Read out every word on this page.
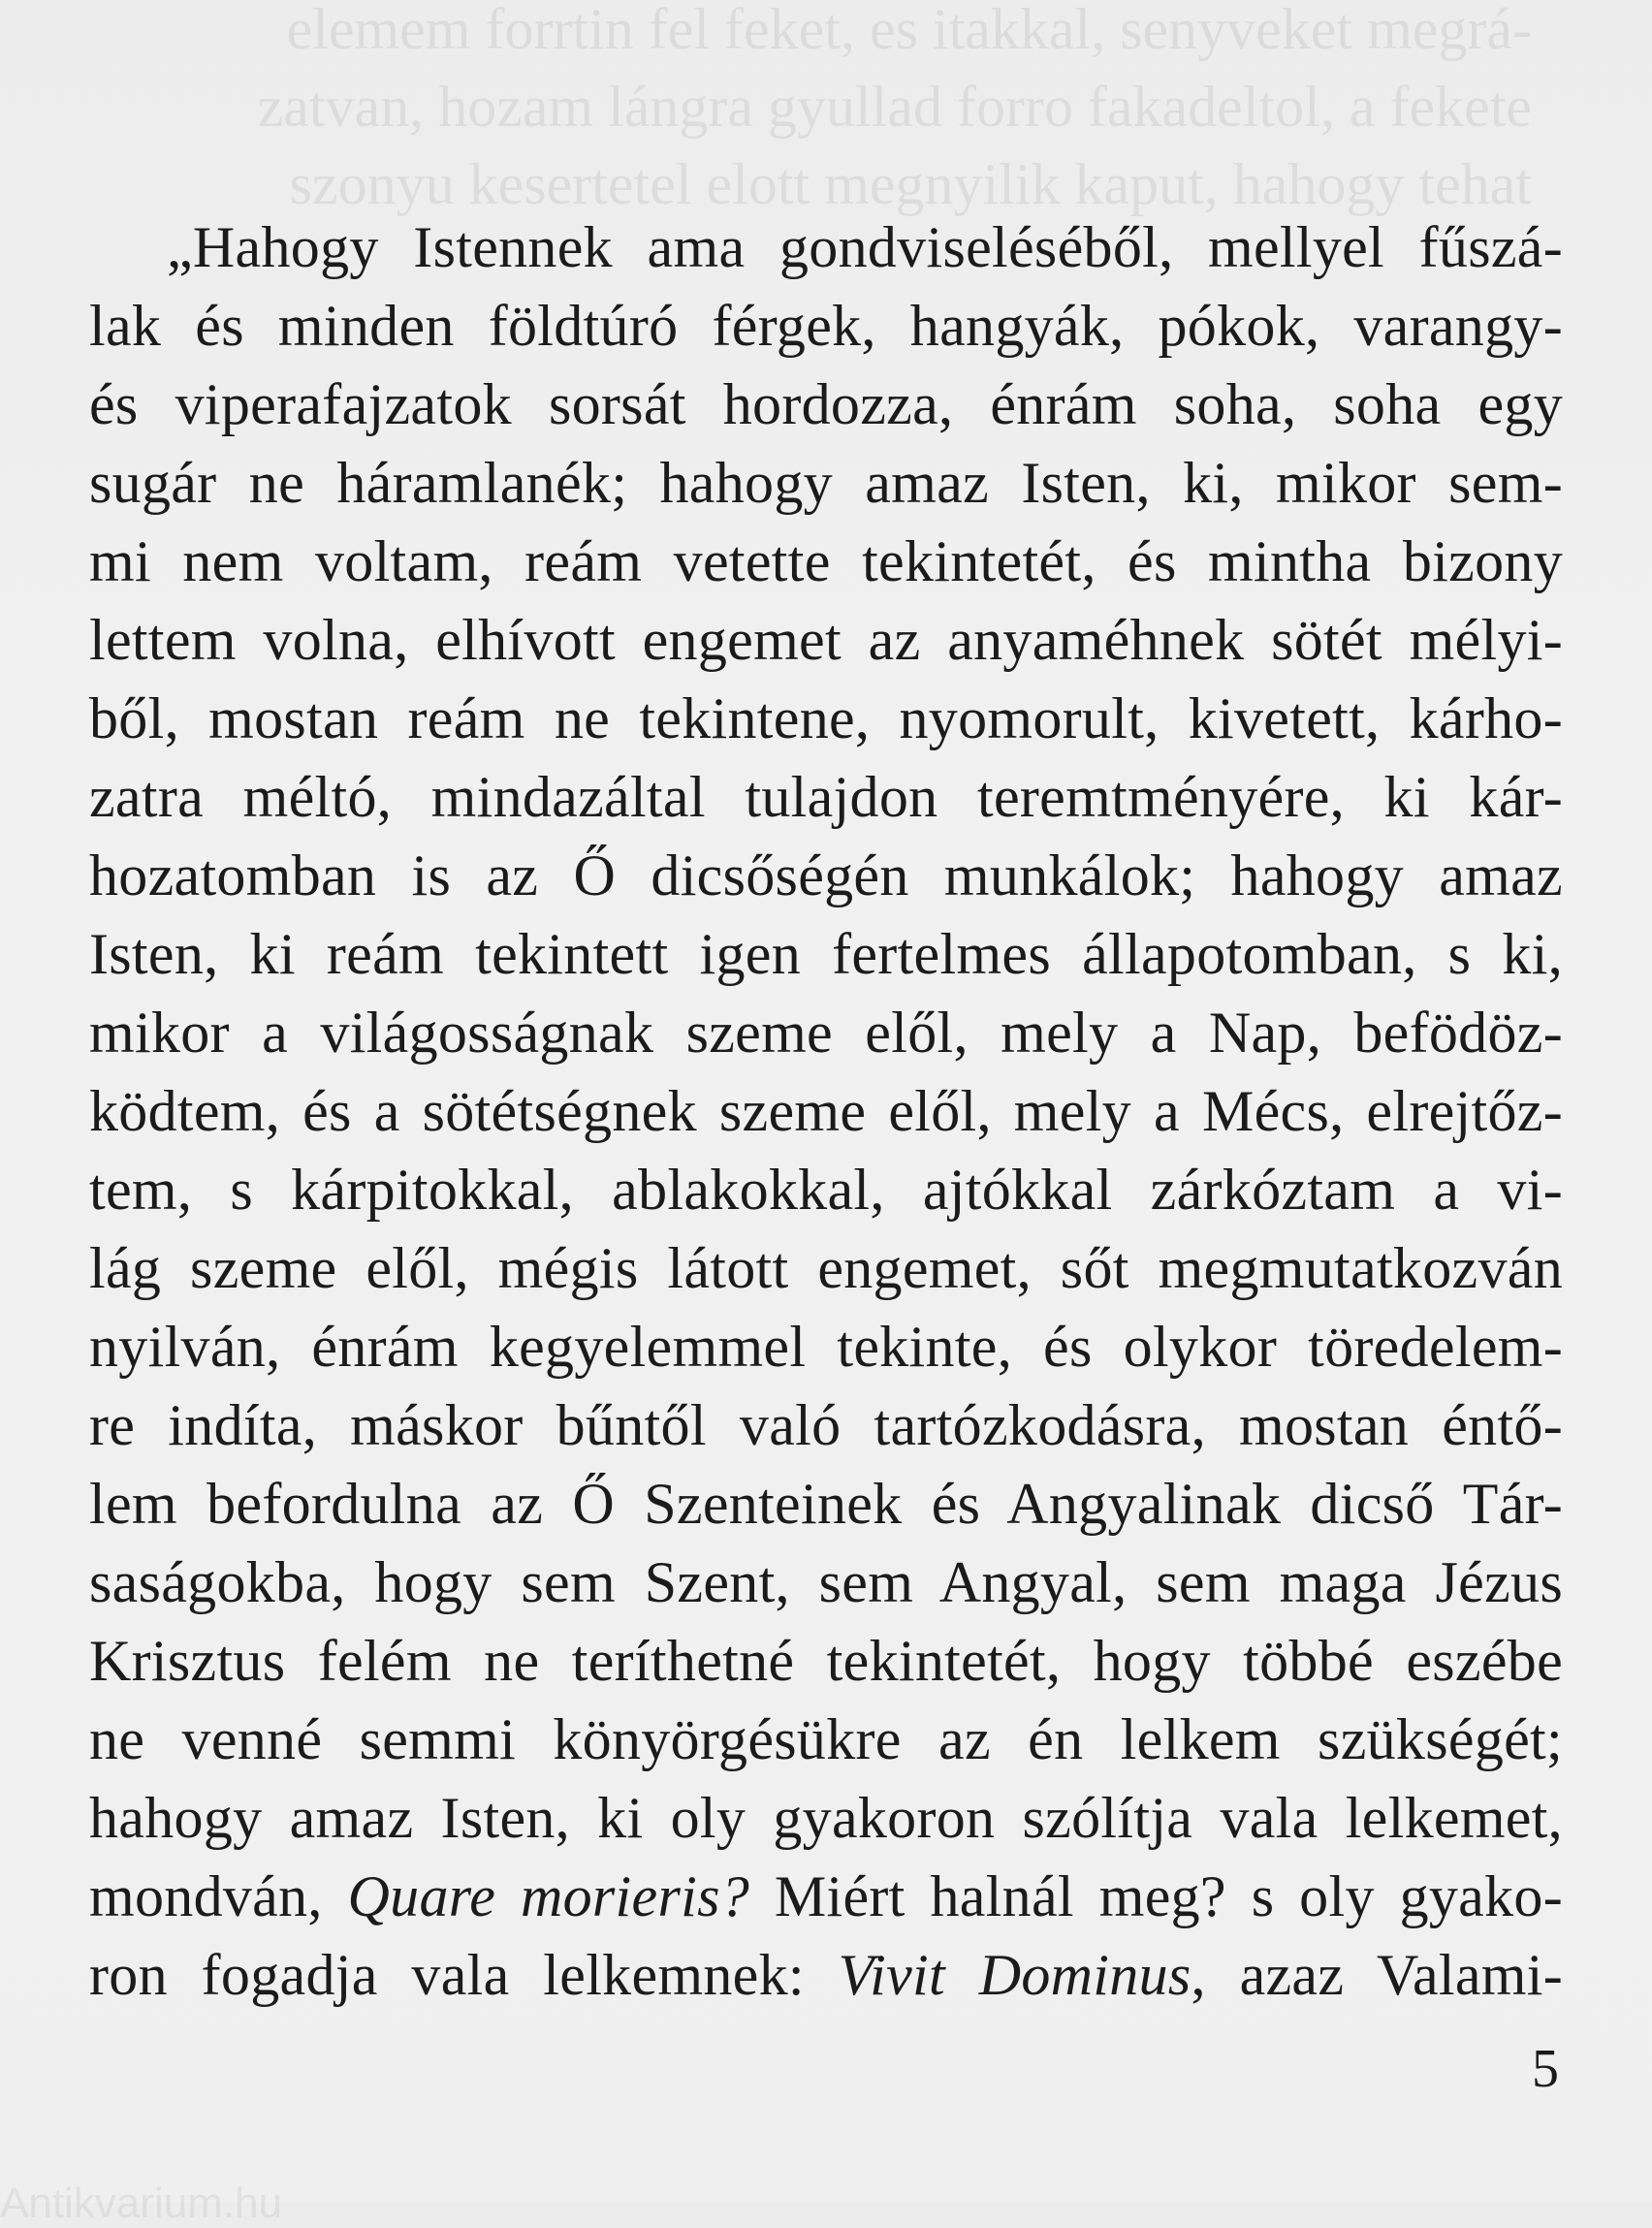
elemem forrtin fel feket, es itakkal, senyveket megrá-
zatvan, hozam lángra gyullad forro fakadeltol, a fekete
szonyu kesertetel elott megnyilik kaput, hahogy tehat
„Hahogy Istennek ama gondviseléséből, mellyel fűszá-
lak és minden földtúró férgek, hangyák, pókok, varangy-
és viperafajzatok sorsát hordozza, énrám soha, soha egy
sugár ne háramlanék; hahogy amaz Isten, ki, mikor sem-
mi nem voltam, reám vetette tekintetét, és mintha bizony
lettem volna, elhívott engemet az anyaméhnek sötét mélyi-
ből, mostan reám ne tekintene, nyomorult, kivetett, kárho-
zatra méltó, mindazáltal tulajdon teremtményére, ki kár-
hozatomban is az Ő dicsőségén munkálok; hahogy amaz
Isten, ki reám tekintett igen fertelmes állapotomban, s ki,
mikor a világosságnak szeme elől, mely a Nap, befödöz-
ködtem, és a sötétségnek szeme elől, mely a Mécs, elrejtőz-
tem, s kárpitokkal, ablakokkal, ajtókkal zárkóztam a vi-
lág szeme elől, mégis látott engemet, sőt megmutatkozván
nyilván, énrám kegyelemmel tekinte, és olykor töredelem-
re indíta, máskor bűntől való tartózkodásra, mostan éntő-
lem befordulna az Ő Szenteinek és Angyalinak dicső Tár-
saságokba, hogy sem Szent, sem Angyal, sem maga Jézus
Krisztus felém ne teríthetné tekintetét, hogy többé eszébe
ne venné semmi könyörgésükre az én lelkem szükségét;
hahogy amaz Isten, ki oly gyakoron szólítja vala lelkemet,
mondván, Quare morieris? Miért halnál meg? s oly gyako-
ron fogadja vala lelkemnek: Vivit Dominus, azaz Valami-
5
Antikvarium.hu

- - - - -

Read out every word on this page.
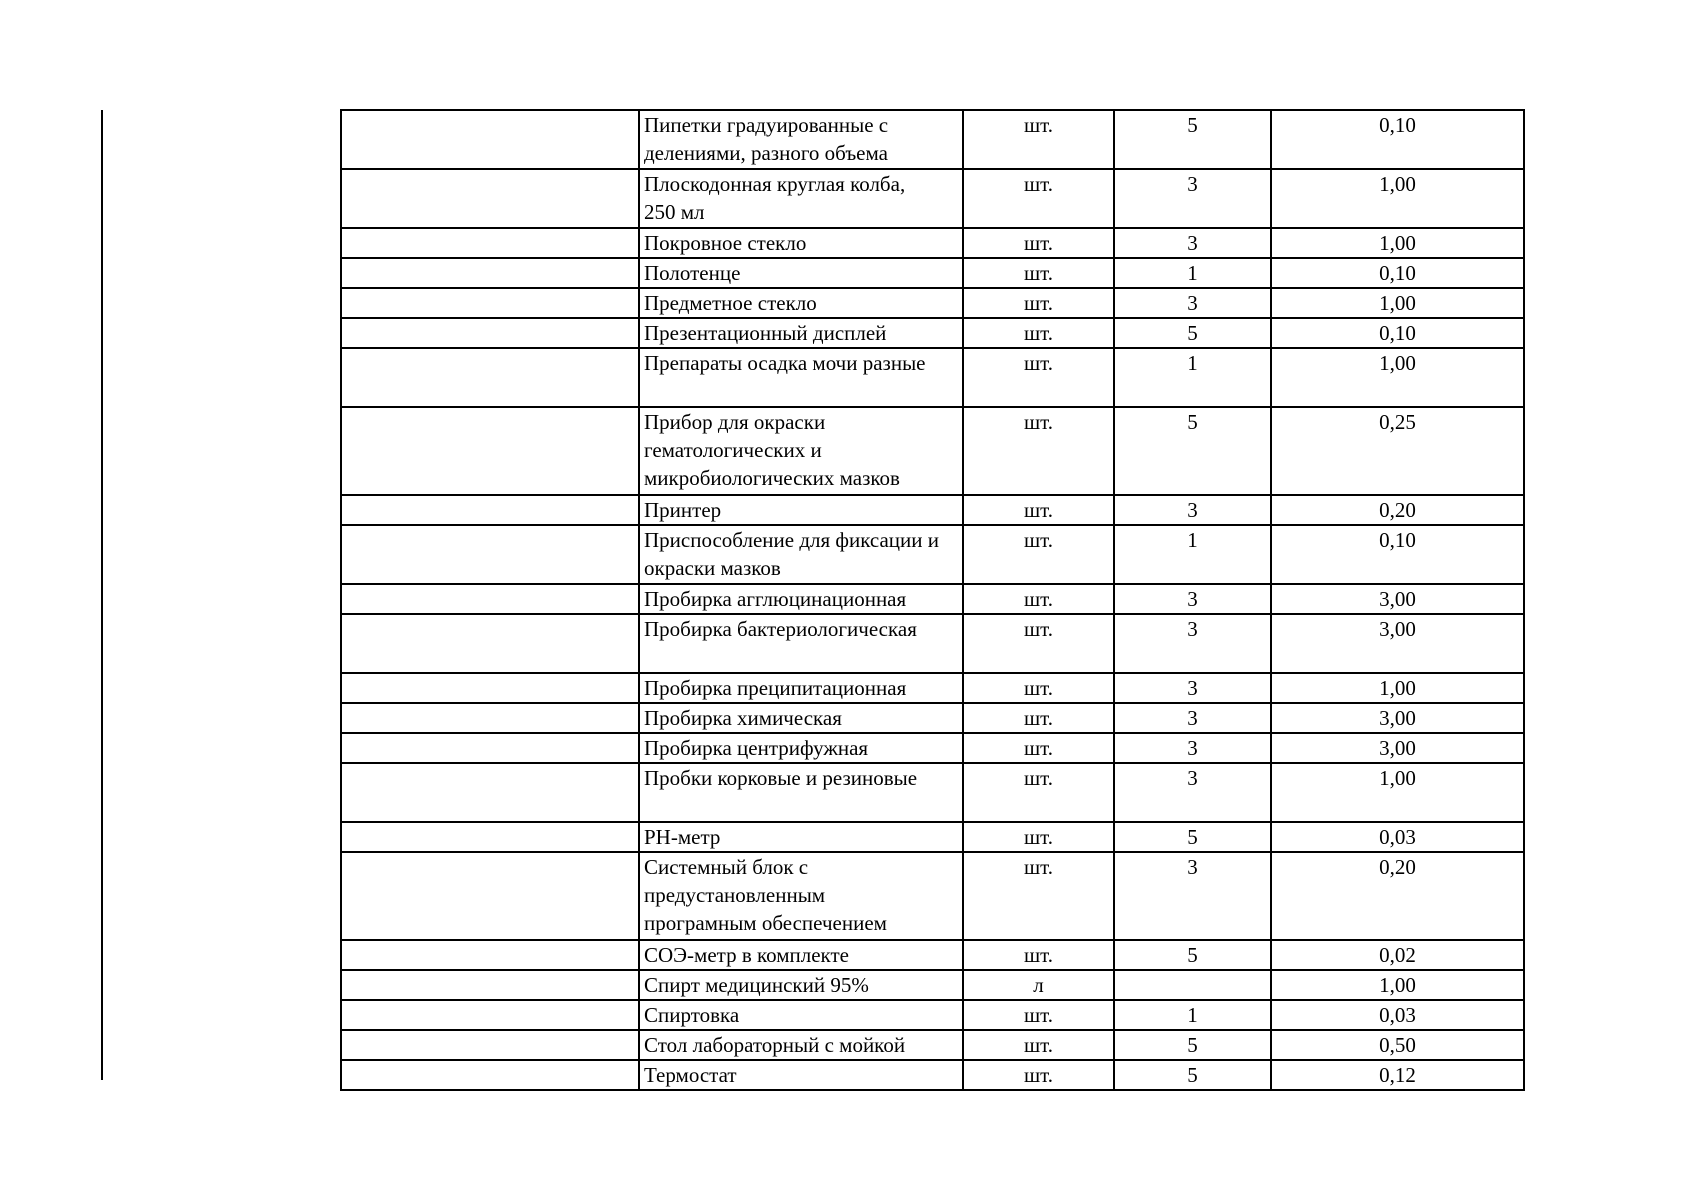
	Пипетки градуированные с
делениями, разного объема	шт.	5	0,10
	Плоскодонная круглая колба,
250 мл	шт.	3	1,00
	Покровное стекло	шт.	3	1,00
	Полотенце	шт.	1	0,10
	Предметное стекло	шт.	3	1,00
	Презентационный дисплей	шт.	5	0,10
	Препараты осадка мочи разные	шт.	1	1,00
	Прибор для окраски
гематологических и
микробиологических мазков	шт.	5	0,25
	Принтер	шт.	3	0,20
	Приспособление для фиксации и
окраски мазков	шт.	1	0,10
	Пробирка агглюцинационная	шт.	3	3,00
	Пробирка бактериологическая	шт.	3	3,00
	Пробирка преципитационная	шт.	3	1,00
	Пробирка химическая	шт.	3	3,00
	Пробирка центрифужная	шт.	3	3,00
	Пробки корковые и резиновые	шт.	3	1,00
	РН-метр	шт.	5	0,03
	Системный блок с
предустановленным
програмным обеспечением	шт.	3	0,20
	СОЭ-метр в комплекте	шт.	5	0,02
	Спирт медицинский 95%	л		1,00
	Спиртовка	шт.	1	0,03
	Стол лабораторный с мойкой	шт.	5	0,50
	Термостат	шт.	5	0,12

- - - - -

- _AIM_: Search the data for the string "elől" and copy each line where it appears.

- _EXERCISE RESULT_:
mikor a világosságnak szeme elől, mely a Nap, befödöz-
ködtem, és a sötétségnek szeme elől, mely a Mécs, elrejtőz-
lág szeme elől, mégis látott engemet, sőt megmutatkozván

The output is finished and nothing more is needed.